A river on a summers evening is a magical place, and tonight I was on the Lea in search of a lone dark one. By the time I had hooked a carp it was almost nightfall and when I managed to finally scoop the carp into a fully extended landing net, darkness was all around me. My swim (one of the secret swims) was so small that no space was free to take any decent photos as I disentangled the rod, the net, the line and the hook from one another. The carp was a lovely dark old fish of around fifteen pounds that was quickly released back into the inky blackness.
Each year around this time, the 16th June to be precise I get the urge to buy a machete and cross the Hackney plains and down onto the River Lea to clear a few swims from the giant hogweed and stingers. After much deliberation I fear that this plan could result in my body being riddled with holes from the rozzer, the machete plan is put aside for yet another year.
Thankfully this plan is never put into action as another fisher of the Lea cuts out three or four swims in a very discrete manner along a run I like to fish. From the path no one would know you are there, a passer-by would not notice these clearings or the small space created for someone to stand and cast a line. I am also impressed that I have never seen anyone fishing these swims which makes me think I have either a guardian angel watching over me (Izaak?) or more likely this fisher is a night stalker. One of my first ever posts on The Tuesday Swim was called Night Stalker on the Lea Navigation, about a young carp fisher I came across one night on the Lea Navigation, perhaps it is he? Thinking it could be the later, its good to know that someone out there shares the same desires to fish the harder places.

• Entries supplied:
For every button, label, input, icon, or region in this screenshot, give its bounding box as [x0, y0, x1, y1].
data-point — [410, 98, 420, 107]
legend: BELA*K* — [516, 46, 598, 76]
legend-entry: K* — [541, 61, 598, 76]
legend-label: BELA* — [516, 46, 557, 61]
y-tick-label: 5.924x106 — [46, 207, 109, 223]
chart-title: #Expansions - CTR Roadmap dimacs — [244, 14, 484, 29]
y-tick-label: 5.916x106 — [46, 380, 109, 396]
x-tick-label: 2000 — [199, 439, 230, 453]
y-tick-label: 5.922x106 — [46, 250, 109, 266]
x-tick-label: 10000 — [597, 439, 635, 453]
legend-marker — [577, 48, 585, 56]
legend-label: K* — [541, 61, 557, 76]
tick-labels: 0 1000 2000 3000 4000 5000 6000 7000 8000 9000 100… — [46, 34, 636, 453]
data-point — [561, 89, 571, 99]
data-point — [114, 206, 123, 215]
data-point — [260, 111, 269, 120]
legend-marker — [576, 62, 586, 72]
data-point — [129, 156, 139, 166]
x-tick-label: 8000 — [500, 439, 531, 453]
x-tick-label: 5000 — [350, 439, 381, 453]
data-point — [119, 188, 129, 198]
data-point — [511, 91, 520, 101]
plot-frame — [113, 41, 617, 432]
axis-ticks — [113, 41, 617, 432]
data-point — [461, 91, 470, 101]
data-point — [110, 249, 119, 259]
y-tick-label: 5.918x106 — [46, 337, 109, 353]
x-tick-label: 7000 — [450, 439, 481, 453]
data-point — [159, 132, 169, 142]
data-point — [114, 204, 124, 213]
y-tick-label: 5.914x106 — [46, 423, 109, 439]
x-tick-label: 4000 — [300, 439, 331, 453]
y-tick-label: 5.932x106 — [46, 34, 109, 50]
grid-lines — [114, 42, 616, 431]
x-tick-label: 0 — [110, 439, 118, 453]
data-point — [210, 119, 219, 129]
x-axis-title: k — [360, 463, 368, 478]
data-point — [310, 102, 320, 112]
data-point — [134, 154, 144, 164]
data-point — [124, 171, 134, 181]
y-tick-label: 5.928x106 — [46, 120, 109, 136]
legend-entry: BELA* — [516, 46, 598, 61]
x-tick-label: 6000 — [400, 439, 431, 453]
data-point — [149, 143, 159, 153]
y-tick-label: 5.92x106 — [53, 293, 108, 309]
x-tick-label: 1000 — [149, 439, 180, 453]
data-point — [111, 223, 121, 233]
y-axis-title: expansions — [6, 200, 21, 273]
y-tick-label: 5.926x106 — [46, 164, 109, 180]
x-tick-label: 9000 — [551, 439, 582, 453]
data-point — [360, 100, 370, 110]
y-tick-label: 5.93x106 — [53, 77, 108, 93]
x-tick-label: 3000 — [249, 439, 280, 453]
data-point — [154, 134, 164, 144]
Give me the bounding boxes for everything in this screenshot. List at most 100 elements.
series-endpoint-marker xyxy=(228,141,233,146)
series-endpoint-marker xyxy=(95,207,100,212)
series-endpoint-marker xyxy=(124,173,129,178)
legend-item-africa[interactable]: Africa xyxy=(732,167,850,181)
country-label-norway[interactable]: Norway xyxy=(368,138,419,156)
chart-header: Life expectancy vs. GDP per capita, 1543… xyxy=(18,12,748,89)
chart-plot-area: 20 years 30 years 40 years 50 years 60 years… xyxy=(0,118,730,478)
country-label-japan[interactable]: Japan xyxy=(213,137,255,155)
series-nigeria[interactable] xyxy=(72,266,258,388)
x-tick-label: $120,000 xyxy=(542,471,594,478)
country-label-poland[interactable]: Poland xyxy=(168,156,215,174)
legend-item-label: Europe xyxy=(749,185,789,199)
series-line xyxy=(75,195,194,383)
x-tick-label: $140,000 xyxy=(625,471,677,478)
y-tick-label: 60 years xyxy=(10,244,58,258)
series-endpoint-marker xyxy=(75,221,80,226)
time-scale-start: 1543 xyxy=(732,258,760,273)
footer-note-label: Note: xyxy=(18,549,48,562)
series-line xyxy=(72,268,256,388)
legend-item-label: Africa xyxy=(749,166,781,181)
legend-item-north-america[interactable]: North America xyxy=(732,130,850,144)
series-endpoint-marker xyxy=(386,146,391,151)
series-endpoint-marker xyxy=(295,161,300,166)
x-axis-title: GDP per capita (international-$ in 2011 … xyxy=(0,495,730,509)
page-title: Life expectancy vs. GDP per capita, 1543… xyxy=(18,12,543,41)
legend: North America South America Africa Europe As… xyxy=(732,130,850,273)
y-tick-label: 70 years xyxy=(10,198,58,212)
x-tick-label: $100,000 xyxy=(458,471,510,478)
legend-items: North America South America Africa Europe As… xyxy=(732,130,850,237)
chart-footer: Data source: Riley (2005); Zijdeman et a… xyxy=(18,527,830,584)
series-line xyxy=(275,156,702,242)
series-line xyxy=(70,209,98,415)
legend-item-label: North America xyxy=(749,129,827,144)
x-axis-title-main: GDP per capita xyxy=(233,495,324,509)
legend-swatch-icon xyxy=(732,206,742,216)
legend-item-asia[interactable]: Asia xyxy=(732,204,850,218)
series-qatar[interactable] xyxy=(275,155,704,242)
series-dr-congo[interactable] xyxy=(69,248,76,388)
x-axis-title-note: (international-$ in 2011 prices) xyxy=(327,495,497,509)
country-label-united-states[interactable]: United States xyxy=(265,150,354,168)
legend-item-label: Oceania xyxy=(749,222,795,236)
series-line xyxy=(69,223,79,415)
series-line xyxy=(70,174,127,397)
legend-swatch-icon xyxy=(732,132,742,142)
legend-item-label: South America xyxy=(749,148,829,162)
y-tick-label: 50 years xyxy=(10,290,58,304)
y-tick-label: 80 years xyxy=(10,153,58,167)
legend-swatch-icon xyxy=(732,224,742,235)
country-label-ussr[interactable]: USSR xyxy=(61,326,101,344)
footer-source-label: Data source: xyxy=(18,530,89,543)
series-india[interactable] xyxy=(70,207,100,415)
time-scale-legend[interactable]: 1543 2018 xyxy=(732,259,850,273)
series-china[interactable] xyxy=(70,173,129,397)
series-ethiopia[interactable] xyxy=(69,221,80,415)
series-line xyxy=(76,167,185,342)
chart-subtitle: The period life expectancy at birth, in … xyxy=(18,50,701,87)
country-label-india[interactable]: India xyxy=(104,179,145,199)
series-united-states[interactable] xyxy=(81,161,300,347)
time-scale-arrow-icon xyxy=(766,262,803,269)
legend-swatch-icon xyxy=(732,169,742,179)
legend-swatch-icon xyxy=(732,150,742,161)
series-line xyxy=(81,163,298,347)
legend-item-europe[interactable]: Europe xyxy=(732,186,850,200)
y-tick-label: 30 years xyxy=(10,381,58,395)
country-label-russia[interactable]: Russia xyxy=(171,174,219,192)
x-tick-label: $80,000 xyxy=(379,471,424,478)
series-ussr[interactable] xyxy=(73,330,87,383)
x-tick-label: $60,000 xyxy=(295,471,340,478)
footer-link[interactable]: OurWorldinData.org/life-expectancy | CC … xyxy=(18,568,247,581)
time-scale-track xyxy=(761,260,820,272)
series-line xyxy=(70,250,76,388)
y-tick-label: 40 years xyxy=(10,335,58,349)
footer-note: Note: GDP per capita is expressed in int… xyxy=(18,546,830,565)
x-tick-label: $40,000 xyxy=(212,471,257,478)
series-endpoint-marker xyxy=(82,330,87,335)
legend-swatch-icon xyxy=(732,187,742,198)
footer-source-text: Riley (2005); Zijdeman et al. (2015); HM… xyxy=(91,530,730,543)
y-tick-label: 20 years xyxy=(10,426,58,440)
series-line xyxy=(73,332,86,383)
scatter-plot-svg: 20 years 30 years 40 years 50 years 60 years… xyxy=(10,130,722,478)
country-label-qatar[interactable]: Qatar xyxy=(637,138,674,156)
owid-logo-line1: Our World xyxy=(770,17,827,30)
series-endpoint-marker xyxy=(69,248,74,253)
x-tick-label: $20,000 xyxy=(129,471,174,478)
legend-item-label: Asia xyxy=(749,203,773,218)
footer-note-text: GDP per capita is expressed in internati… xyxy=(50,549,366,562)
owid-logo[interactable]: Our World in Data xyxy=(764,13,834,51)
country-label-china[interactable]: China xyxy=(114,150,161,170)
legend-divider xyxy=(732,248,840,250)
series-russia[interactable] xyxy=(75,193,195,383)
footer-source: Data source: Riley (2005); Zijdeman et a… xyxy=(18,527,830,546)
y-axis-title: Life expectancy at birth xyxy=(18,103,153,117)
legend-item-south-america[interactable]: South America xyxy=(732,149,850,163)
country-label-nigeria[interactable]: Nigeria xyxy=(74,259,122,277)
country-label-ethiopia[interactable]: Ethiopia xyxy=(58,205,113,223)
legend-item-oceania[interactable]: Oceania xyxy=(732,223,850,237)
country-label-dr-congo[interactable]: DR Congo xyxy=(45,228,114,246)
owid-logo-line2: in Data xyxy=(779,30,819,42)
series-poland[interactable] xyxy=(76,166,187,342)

• Things to do:
• a. Set down the River Lea fishing account word for word, everything from "Thankfully this plan" down to "the harder places.".
• b. Take the River Lea fishing account further, picking up right after its final sentence.

• Responses per task:
• a.
Thankfully this plan is never put into action as another fisher of the Lea cuts out three or four swims in a very discrete manner along a run I like to fish. From the path no one would know you are there, a passer-by would not notice these clearings or the small space created for someone to stand and cast a line. I am also impressed that I have never seen anyone fishing these swims which makes me think I have either a guardian angel watching over me (Izaak?) or more likely this fisher is a night stalker. One of my first ever posts on The Tuesday Swim was called Night Stalker on the Lea Navigation, about a young carp fisher I came across one night on the Lea Navigation, perhaps it is he? Thinking it could be the later, its good to know that someone out there shares the same desires to fish the harder places.

• b.
Saturday morning started with torrential rain that lasted for a few hours, when it subsided I walked out into the garden to find that it was very warm, almost humid, it felt very carpy. Using my transcendental water crafting skills I surmised that the Lea Navigation was finally going to offer up a carp for me. It was midday when I decided to embark on a reconnaissance trip on the bicycle with Polaroids, a catapult and some bait. Within fifteen minutes I was cycling back home with some haste, I had spotted for the second time this week a group of carp feeding, all congregating next to a natural looking stretch of the canal with reeds, lilies and over-grown bank-side vegetation. Once home I gathered my rucksack, Mark IV and net, downed some lunch, spooled up some new 12lb line and then returned to the canal, making sure I kept calm, too much excitement can cause mistakes.
I prefer to fish the canal early morning or late in the evening to avoid the flotsam and jetsam on the towpath so being early afternoon I was visited by the usual mix of cyclists, joggers, walkers, continuous cruisers and loners escaping the city. To be honest this part of the canal is relatively quiet so I quickly got settled with my fishing and started to trickle in the bait and try to get the carp to feed with confidence.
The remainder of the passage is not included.